----- Listed entries -----

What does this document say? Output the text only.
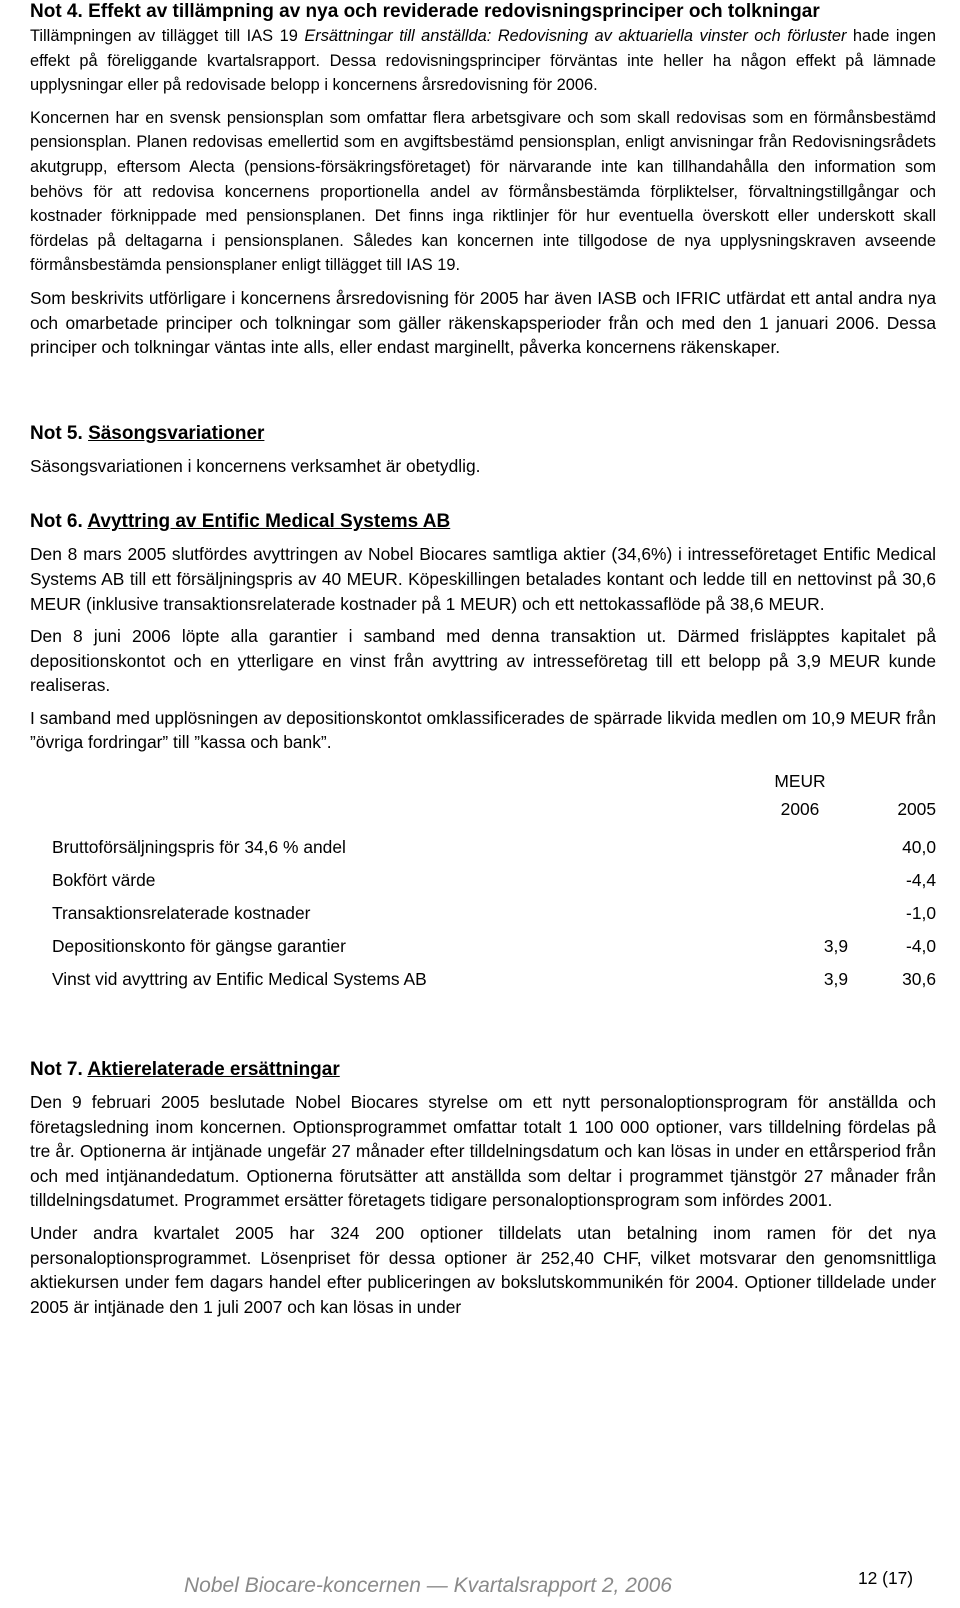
Not 4. Effekt av tillämpning av nya och reviderade redovisningsprinciper och tolkningar

Tillämpningen av tillägget till IAS 19 Ersättningar till anställda: Redovisning av aktuariella vinster och förluster hade ingen effekt på föreliggande kvartalsrapport. Dessa redovisningsprinciper förväntas inte heller ha någon effekt på lämnade upplysningar eller på redovisade belopp i koncernens årsredovisning för 2006.

Koncernen har en svensk pensionsplan som omfattar flera arbetsgivare och som skall redovisas som en förmånsbestämd pensionsplan. Planen redovisas emellertid som en avgiftsbestämd pensionsplan, enligt anvisningar från Redovisningsrådets akutgrupp, eftersom Alecta (pensions-försäkringsföretaget) för närvarande inte kan tillhandahålla den information som behövs för att redovisa koncernens proportionella andel av förmånsbestämda förpliktelser, förvaltningstillgångar och kostnader förknippade med pensionsplanen. Det finns inga riktlinjer för hur eventuella överskott eller underskott skall fördelas på deltagarna i pensionsplanen. Således kan koncernen inte tillgodose de nya upplysningskraven avseende förmånsbestämda pensionsplaner enligt tillägget till IAS 19.

Som beskrivits utförligare i koncernens årsredovisning för 2005 har även IASB och IFRIC utfärdat ett antal andra nya och omarbetade principer och tolkningar som gäller räkenskapsperioder från och med den 1 januari 2006. Dessa principer och tolkningar väntas inte alls, eller endast marginellt, påverka koncernens räkenskaper.

Not 5. Säsongsvariationer

Säsongsvariationen i koncernens verksamhet är obetydlig.

Not 6. Avyttring av Entific Medical Systems AB

Den 8 mars 2005 slutfördes avyttringen av Nobel Biocares samtliga aktier (34,6%) i intresseföretaget Entific Medical Systems AB till ett försäljningspris av 40 MEUR. Köpeskillingen betalades kontant och ledde till en nettovinst på 30,6 MEUR (inklusive transaktionsrelaterade kostnader på 1 MEUR) och ett nettokassaflöde på 38,6 MEUR.

Den 8 juni 2006 löpte alla garantier i samband med denna transaktion ut. Därmed frisläpptes kapitalet på depositionskontot och en ytterligare en vinst från avyttring av intresseföretag till ett belopp på 3,9 MEUR kunde realiseras.

I samband med upplösningen av depositionskontot omklassificerades de spärrade likvida medlen om 10,9 MEUR från ”övriga fordringar” till ”kassa och bank”.

	MEUR	
	2006	2005

Bruttoförsäljningspris för 34,6 % andel		40,0
Bokfört värde		-4,4
Transaktionsrelaterade kostnader		-1,0
Depositionskonto för gängse garantier	3,9	-4,0
Vinst vid avyttring av Entific Medical Systems AB	3,9	30,6
Not 7. Aktierelaterade ersättningar

Den 9 februari 2005 beslutade Nobel Biocares styrelse om ett nytt personaloptionsprogram för anställda och företagsledning inom koncernen. Optionsprogrammet omfattar totalt 1 100 000 optioner, vars tilldelning fördelas på tre år. Optionerna är intjänade ungefär 27 månader efter tilldelningsdatum och kan lösas in under en ettårsperiod från och med intjänandedatum. Optionerna förutsätter att anställda som deltar i programmet tjänstgör 27 månader från tilldelningsdatumet. Programmet ersätter företagets tidigare personaloptionsprogram som infördes 2001.

Under andra kvartalet 2005 har 324 200 optioner tilldelats utan betalning inom ramen för det nya personaloptionsprogrammet. Lösenpriset för dessa optioner är 252,40 CHF, vilket motsvarar den genomsnittliga aktiekursen under fem dagars handel efter publiceringen av bokslutskommunikén för 2004. Optioner tilldelade under 2005 är intjänade den 1 juli 2007 och kan lösas in under

Nobel Biocare-koncernen — Kvartalsrapport 2, 2006	12 (17)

-----

How to complete this task >> Since the copy must exclude the pictures, transcribe only the text of the records, word for word.

Response >>
What does this document say? Output the text only.
Not 4. Effekt av tillämpning av nya och reviderade redovisningsprinciper och tolkningar

Tillämpningen av tillägget till IAS 19 Ersättningar till anställda: Redovisning av aktuariella vinster och förluster hade ingen effekt på föreliggande kvartalsrapport. Dessa redovisningsprinciper förväntas inte heller ha någon effekt på lämnade upplysningar eller på redovisade belopp i koncernens årsredovisning för 2006.

Koncernen har en svensk pensionsplan som omfattar flera arbetsgivare och som skall redovisas som en förmånsbestämd pensionsplan. Planen redovisas emellertid som en avgiftsbestämd pensionsplan, enligt anvisningar från Redovisningsrådets akutgrupp, eftersom Alecta (pensions-försäkringsföretaget) för närvarande inte kan tillhandahålla den information som behövs för att redovisa koncernens proportionella andel av förmånsbestämda förpliktelser, förvaltningstillgångar och kostnader förknippade med pensionsplanen. Det finns inga riktlinjer för hur eventuella överskott eller underskott skall fördelas på deltagarna i pensionsplanen. Således kan koncernen inte tillgodose de nya upplysningskraven avseende förmånsbestämda pensionsplaner enligt tillägget till IAS 19.

Som beskrivits utförligare i koncernens årsredovisning för 2005 har även IASB och IFRIC utfärdat ett antal andra nya och omarbetade principer och tolkningar som gäller räkenskapsperioder från och med den 1 januari 2006. Dessa principer och tolkningar väntas inte alls, eller endast marginellt, påverka koncernens räkenskaper.

Not 5. Säsongsvariationer

Säsongsvariationen i koncernens verksamhet är obetydlig.

Not 6. Avyttring av Entific Medical Systems AB

Den 8 mars 2005 slutfördes avyttringen av Nobel Biocares samtliga aktier (34,6%) i intresseföretaget Entific Medical Systems AB till ett försäljningspris av 40 MEUR. Köpeskillingen betalades kontant och ledde till en nettovinst på 30,6 MEUR (inklusive transaktionsrelaterade kostnader på 1 MEUR) och ett nettokassaflöde på 38,6 MEUR.

Den 8 juni 2006 löpte alla garantier i samband med denna transaktion ut. Därmed frisläpptes kapitalet på depositionskontot och en ytterligare en vinst från avyttring av intresseföretag till ett belopp på 3,9 MEUR kunde realiseras.

I samband med upplösningen av depositionskontot omklassificerades de spärrade likvida medlen om 10,9 MEUR från ”övriga fordringar” till ”kassa och bank”.

	MEUR	
	2006	2005

Bruttoförsäljningspris för 34,6 % andel		40,0
Bokfört värde		-4,4
Transaktionsrelaterade kostnader		-1,0
Depositionskonto för gängse garantier	3,9	-4,0
Vinst vid avyttring av Entific Medical Systems AB	3,9	30,6
Not 7. Aktierelaterade ersättningar

Den 9 februari 2005 beslutade Nobel Biocares styrelse om ett nytt personaloptionsprogram för anställda och företagsledning inom koncernen. Optionsprogrammet omfattar totalt 1 100 000 optioner, vars tilldelning fördelas på tre år. Optionerna är intjänade ungefär 27 månader efter tilldelningsdatum och kan lösas in under en ettårsperiod från och med intjänandedatum. Optionerna förutsätter att anställda som deltar i programmet tjänstgör 27 månader från tilldelningsdatumet. Programmet ersätter företagets tidigare personaloptionsprogram som infördes 2001.

Under andra kvartalet 2005 har 324 200 optioner tilldelats utan betalning inom ramen för det nya personaloptionsprogrammet. Lösenpriset för dessa optioner är 252,40 CHF, vilket motsvarar den genomsnittliga aktiekursen under fem dagars handel efter publiceringen av bokslutskommunikén för 2004. Optioner tilldelade under 2005 är intjänade den 1 juli 2007 och kan lösas in under

Nobel Biocare-koncernen — Kvartalsrapport 2, 2006	12 (17)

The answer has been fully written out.